Copy out, word for word, the lines in the records below, starting with the line that contains "x-tick-label: 11 <box>238 493 251 506</box>" and going on through the line that contains "x-tick-label: 4 <box>341 493 348 506</box>", including both of those lines.
--- start DATA FOR THE TASK ---
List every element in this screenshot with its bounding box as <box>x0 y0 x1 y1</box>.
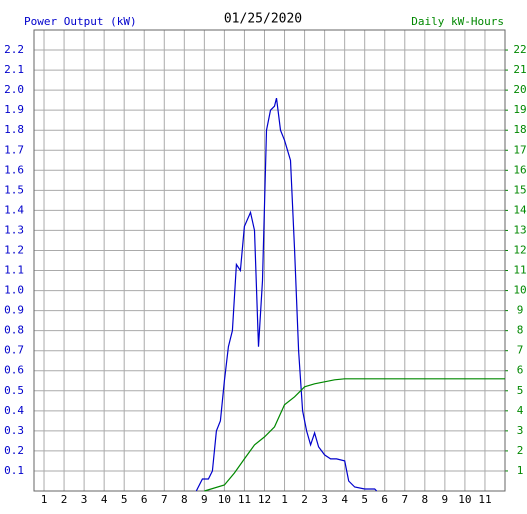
x-tick-label: 11 <box>238 493 251 506</box>
y2-tick-label: 17 <box>513 143 526 156</box>
x-tick-label: 12 <box>258 493 271 506</box>
x-tick-label: 4 <box>101 493 108 506</box>
y-tick-label: 1.6 <box>4 163 24 176</box>
y-tick-label: 1.8 <box>4 123 24 136</box>
x-tick-label: 8 <box>181 493 188 506</box>
y-tick-label: 0.9 <box>4 304 24 317</box>
chart-title: 01/25/2020 <box>224 12 302 27</box>
y-tick-label: 1.0 <box>4 284 24 297</box>
y-tick-label: 0.4 <box>4 404 24 417</box>
x-tick-label: 3 <box>81 493 88 506</box>
y2-tick-label: 12 <box>513 243 526 256</box>
left-axis-title: Power Output (kW) <box>24 15 137 28</box>
y2-tick-label: 22 <box>513 43 526 56</box>
y-tick-label: 1.2 <box>4 243 24 256</box>
y-tick-label: 1.5 <box>4 183 24 196</box>
x-tick-label: 9 <box>201 493 208 506</box>
right-axis-title: Daily kW-Hours <box>411 15 504 28</box>
y-tick-label: 0.1 <box>4 464 24 477</box>
y2-tick-label: 3 <box>517 424 524 437</box>
y-tick-label: 0.6 <box>4 364 24 377</box>
x-tick-label: 9 <box>442 493 449 506</box>
y2-tick-label: 8 <box>517 324 524 337</box>
y-tick-label: 1.9 <box>4 103 24 116</box>
x-tick-label: 10 <box>458 493 471 506</box>
y-tick-label: 0.5 <box>4 384 24 397</box>
x-tick-label: 4 <box>341 493 348 506</box>
y2-tick-label: 9 <box>517 304 524 317</box>
y2-tick-label: 4 <box>517 404 524 417</box>
y-tick-label: 1.3 <box>4 223 24 236</box>
x-tick-label: 1 <box>41 493 48 506</box>
y-tick-label: 0.8 <box>4 324 24 337</box>
y2-tick-label: 10 <box>513 284 526 297</box>
y2-tick-label: 2 <box>517 444 524 457</box>
x-tick-label: 5 <box>361 493 368 506</box>
x-tick-label: 7 <box>161 493 168 506</box>
y2-tick-label: 11 <box>513 264 526 277</box>
x-tick-label: 6 <box>141 493 148 506</box>
y2-tick-label: 1 <box>517 464 524 477</box>
y2-tick-label: 14 <box>513 203 527 216</box>
y-tick-label: 2.0 <box>4 83 24 96</box>
x-tick-label: 7 <box>401 493 408 506</box>
y-tick-label: 0.7 <box>4 344 24 357</box>
y2-tick-label: 21 <box>513 63 526 76</box>
y2-tick-label: 20 <box>513 83 526 96</box>
y2-tick-label: 15 <box>513 183 526 196</box>
y-tick-label: 2.1 <box>4 63 24 76</box>
y2-tick-label: 16 <box>513 163 526 176</box>
y-tick-label: 1.4 <box>4 203 24 216</box>
y-tick-label: 0.3 <box>4 424 24 437</box>
y-tick-label: 1.7 <box>4 143 24 156</box>
y-tick-label: 2.2 <box>4 43 24 56</box>
x-tick-label: 3 <box>321 493 328 506</box>
x-tick-label: 2 <box>301 493 308 506</box>
x-tick-label: 1 <box>281 493 288 506</box>
series-line <box>204 378 505 492</box>
y2-tick-label: 18 <box>513 123 526 136</box>
series-line <box>195 97 378 492</box>
y2-tick-label: 13 <box>513 223 526 236</box>
y2-tick-label: 19 <box>513 103 526 116</box>
y2-tick-label: 5 <box>517 384 524 397</box>
x-tick-label: 11 <box>478 493 491 506</box>
x-tick-label: 5 <box>121 493 128 506</box>
plot-frame <box>33 29 506 492</box>
y-tick-label: 1.1 <box>4 264 24 277</box>
x-tick-label: 8 <box>422 493 429 506</box>
y2-tick-label: 6 <box>517 364 524 377</box>
y-tick-label: 0.2 <box>4 444 24 457</box>
x-tick-label: 10 <box>218 493 231 506</box>
y2-tick-label: 7 <box>517 344 524 357</box>
x-tick-label: 2 <box>61 493 68 506</box>
x-tick-label: 6 <box>381 493 388 506</box>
--- end DATA FOR THE TASK ---
RESULT OF THIS EXERCISE
x-tick-label: 11 <box>238 493 251 506</box>
y2-tick-label: 17 <box>513 143 526 156</box>
x-tick-label: 12 <box>258 493 271 506</box>
x-tick-label: 4 <box>101 493 108 506</box>
y-tick-label: 1.6 <box>4 163 24 176</box>
y-tick-label: 1.8 <box>4 123 24 136</box>
x-tick-label: 8 <box>181 493 188 506</box>
y-tick-label: 0.9 <box>4 304 24 317</box>
chart-title: 01/25/2020 <box>224 12 302 27</box>
y-tick-label: 1.0 <box>4 284 24 297</box>
y-tick-label: 0.4 <box>4 404 24 417</box>
x-tick-label: 3 <box>81 493 88 506</box>
y2-tick-label: 12 <box>513 243 526 256</box>
left-axis-title: Power Output (kW) <box>24 15 137 28</box>
y2-tick-label: 22 <box>513 43 526 56</box>
y-tick-label: 1.2 <box>4 243 24 256</box>
y-tick-label: 1.5 <box>4 183 24 196</box>
x-tick-label: 9 <box>201 493 208 506</box>
right-axis-title: Daily kW-Hours <box>411 15 504 28</box>
y-tick-label: 0.1 <box>4 464 24 477</box>
y2-tick-label: 3 <box>517 424 524 437</box>
y-tick-label: 0.6 <box>4 364 24 377</box>
x-tick-label: 9 <box>442 493 449 506</box>
y2-tick-label: 8 <box>517 324 524 337</box>
y-tick-label: 1.9 <box>4 103 24 116</box>
x-tick-label: 10 <box>458 493 471 506</box>
y-tick-label: 0.5 <box>4 384 24 397</box>
x-tick-label: 4 <box>341 493 348 506</box>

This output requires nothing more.